#### Task objective
Set down all of the data that follows word for word, without the images.

#### Entries provided
^^^^
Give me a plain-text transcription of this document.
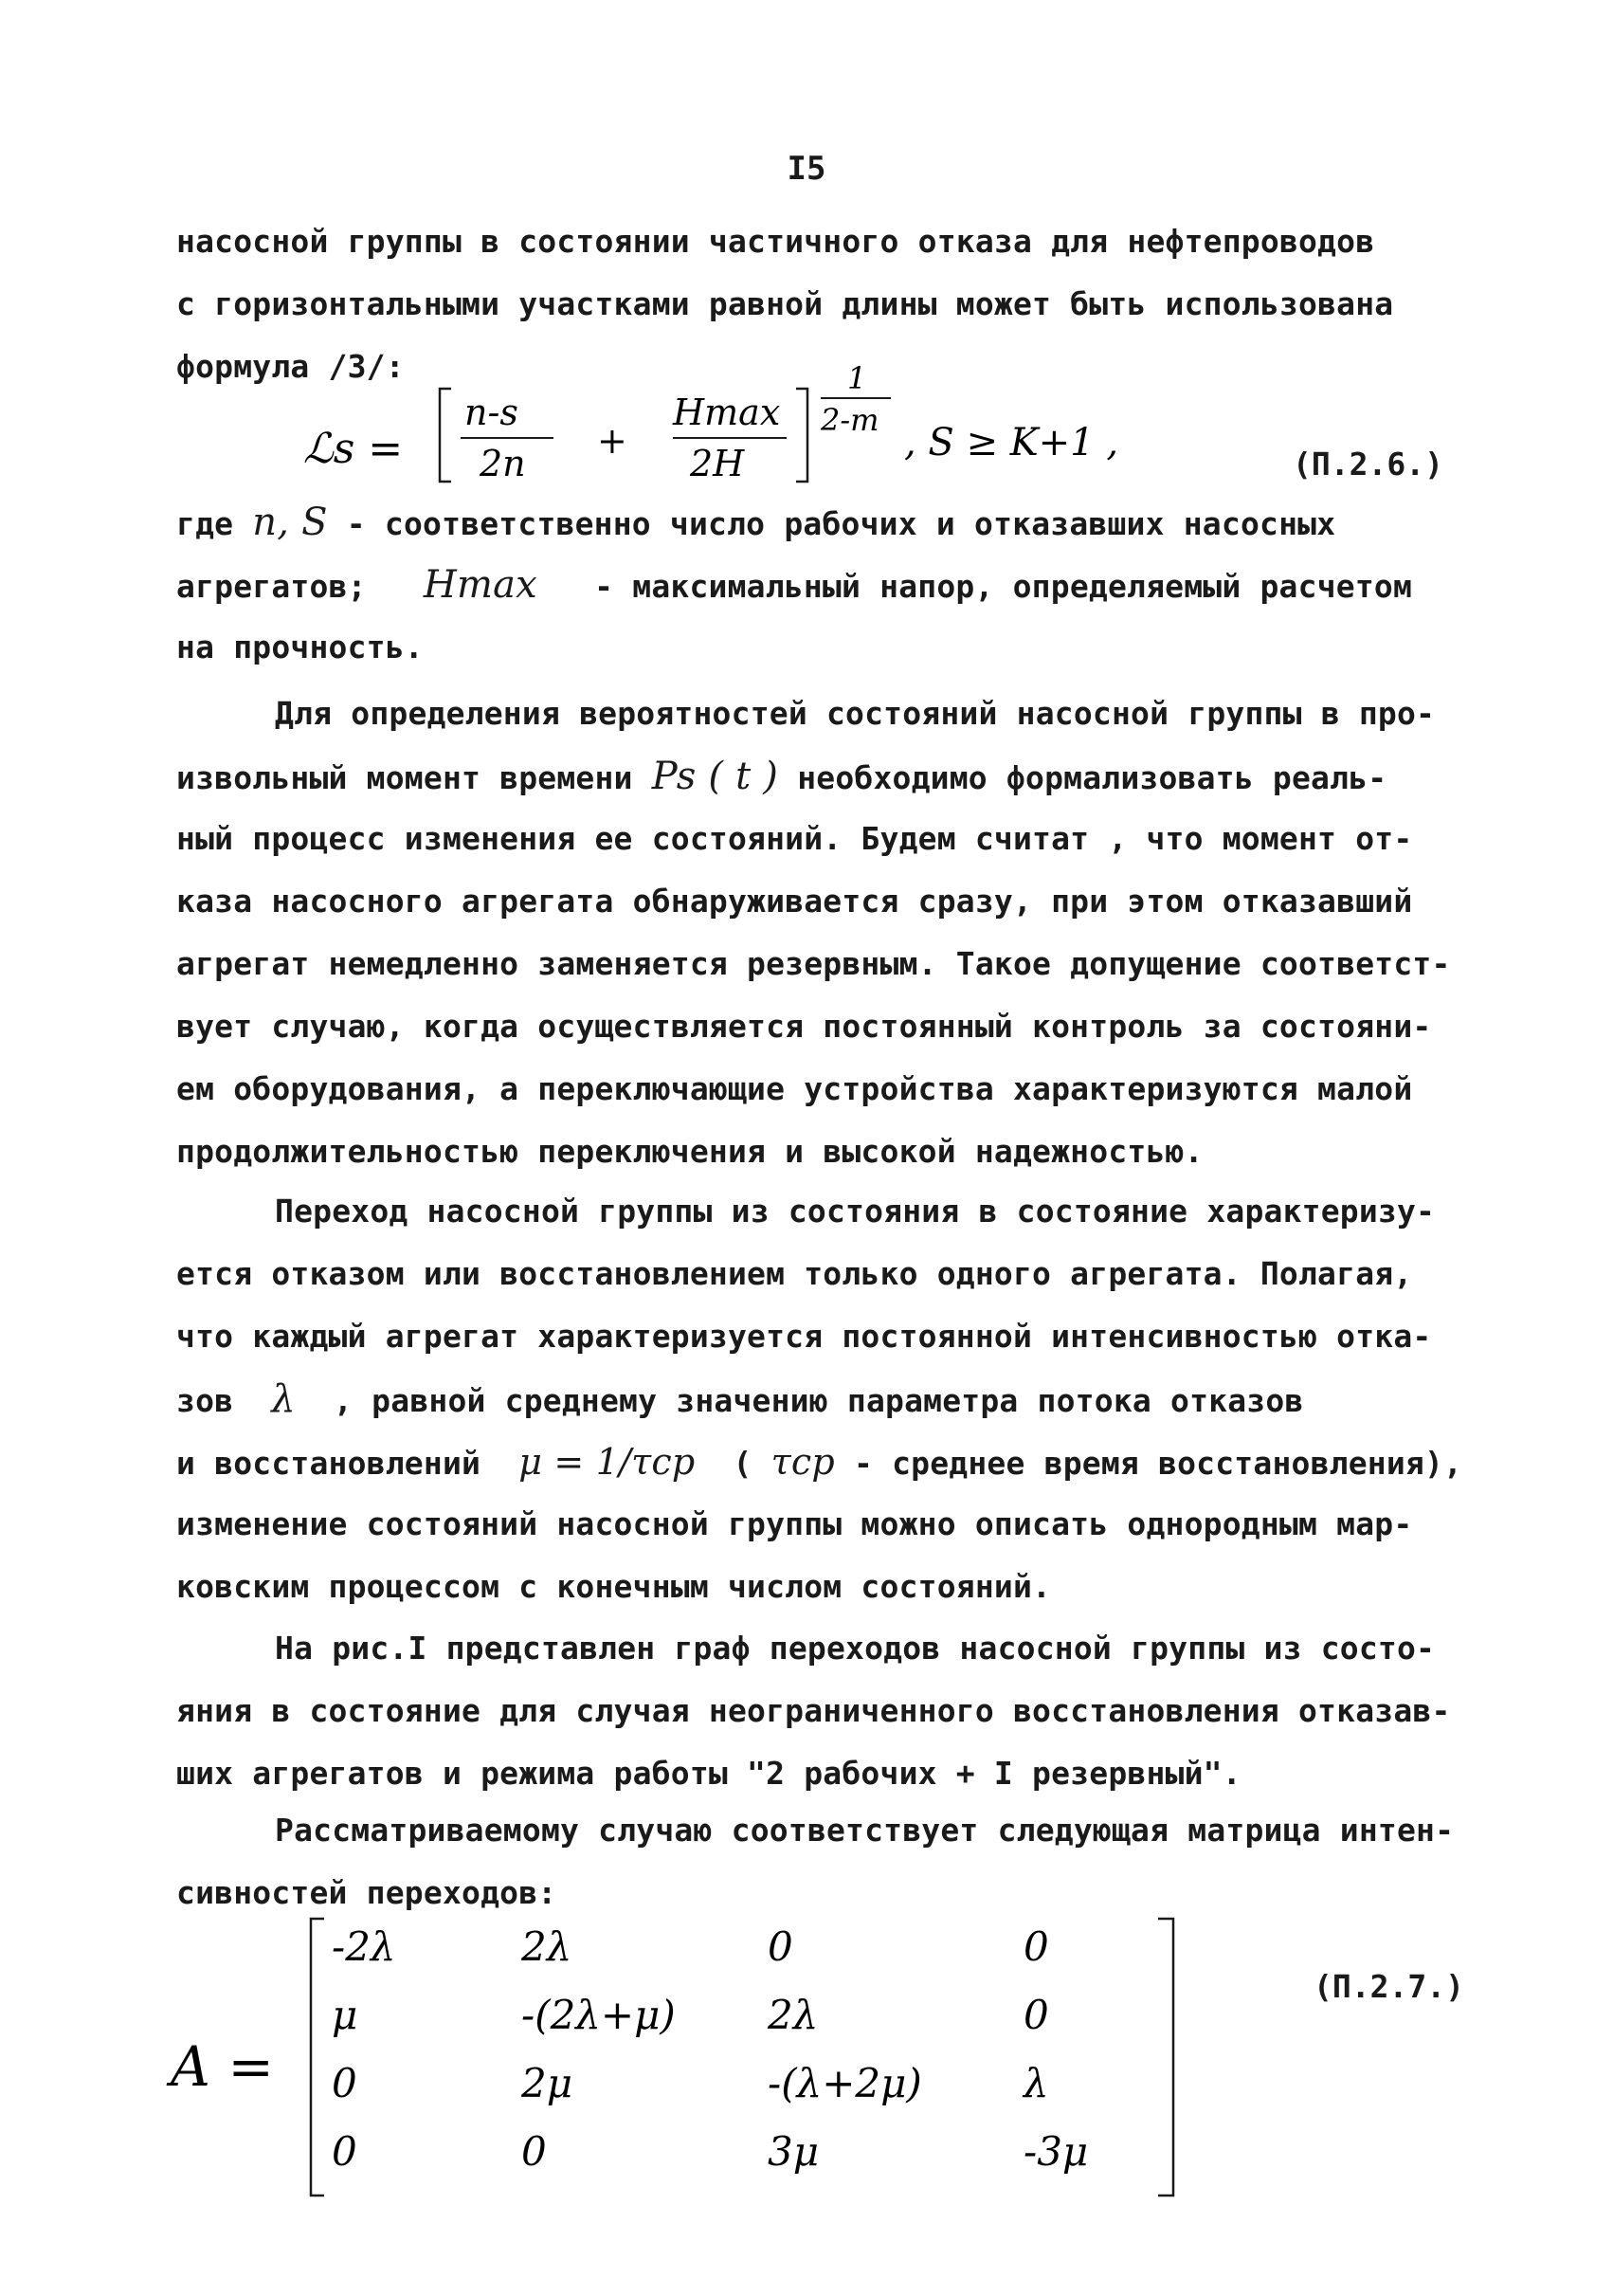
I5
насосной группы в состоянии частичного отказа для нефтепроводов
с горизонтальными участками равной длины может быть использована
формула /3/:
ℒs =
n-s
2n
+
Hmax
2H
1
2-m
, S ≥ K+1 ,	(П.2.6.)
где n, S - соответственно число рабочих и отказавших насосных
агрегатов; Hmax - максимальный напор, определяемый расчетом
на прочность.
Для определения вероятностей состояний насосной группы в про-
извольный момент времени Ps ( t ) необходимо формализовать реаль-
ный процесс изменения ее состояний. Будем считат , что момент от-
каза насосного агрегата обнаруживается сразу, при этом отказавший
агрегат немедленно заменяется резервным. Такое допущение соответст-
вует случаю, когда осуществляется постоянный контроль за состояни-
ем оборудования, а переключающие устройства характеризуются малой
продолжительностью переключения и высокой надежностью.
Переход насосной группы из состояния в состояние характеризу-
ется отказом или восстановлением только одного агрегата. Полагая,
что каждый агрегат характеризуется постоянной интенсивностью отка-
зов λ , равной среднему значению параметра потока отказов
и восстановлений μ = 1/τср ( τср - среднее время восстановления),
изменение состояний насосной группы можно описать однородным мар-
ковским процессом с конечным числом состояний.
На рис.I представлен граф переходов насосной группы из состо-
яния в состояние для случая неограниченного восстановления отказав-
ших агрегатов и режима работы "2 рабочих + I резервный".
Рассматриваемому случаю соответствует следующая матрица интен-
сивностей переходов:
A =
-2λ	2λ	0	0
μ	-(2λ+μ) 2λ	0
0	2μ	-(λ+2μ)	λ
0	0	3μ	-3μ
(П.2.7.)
^^^^
#### Correct response
Give me a plain-text transcription of this document.
I5
насосной группы в состоянии частичного отказа для нефтепроводов
с горизонтальными участками равной длины может быть использована
формула /3/:
ℒs =
n-s
2n
+
Hmax
2H
1
2-m
, S ≥ K+1 ,	(П.2.6.)
где n, S - соответственно число рабочих и отказавших насосных
агрегатов; Hmax - максимальный напор, определяемый расчетом
на прочность.
Для определения вероятностей состояний насосной группы в про-
извольный момент времени Ps ( t ) необходимо формализовать реаль-
ный процесс изменения ее состояний. Будем считат , что момент от-
каза насосного агрегата обнаруживается сразу, при этом отказавший
агрегат немедленно заменяется резервным. Такое допущение соответст-
вует случаю, когда осуществляется постоянный контроль за состояни-
ем оборудования, а переключающие устройства характеризуются малой
продолжительностью переключения и высокой надежностью.
Переход насосной группы из состояния в состояние характеризу-
ется отказом или восстановлением только одного агрегата. Полагая,
что каждый агрегат характеризуется постоянной интенсивностью отка-
зов λ , равной среднему значению параметра потока отказов
и восстановлений μ = 1/τср ( τср - среднее время восстановления),
изменение состояний насосной группы можно описать однородным мар-
ковским процессом с конечным числом состояний.
На рис.I представлен граф переходов насосной группы из состо-
яния в состояние для случая неограниченного восстановления отказав-
ших агрегатов и режима работы "2 рабочих + I резервный".
Рассматриваемому случаю соответствует следующая матрица интен-
сивностей переходов:
A =
-2λ	2λ	0	0
μ	-(2λ+μ) 2λ	0
0	2μ	-(λ+2μ)	λ
0	0	3μ	-3μ
(П.2.7.)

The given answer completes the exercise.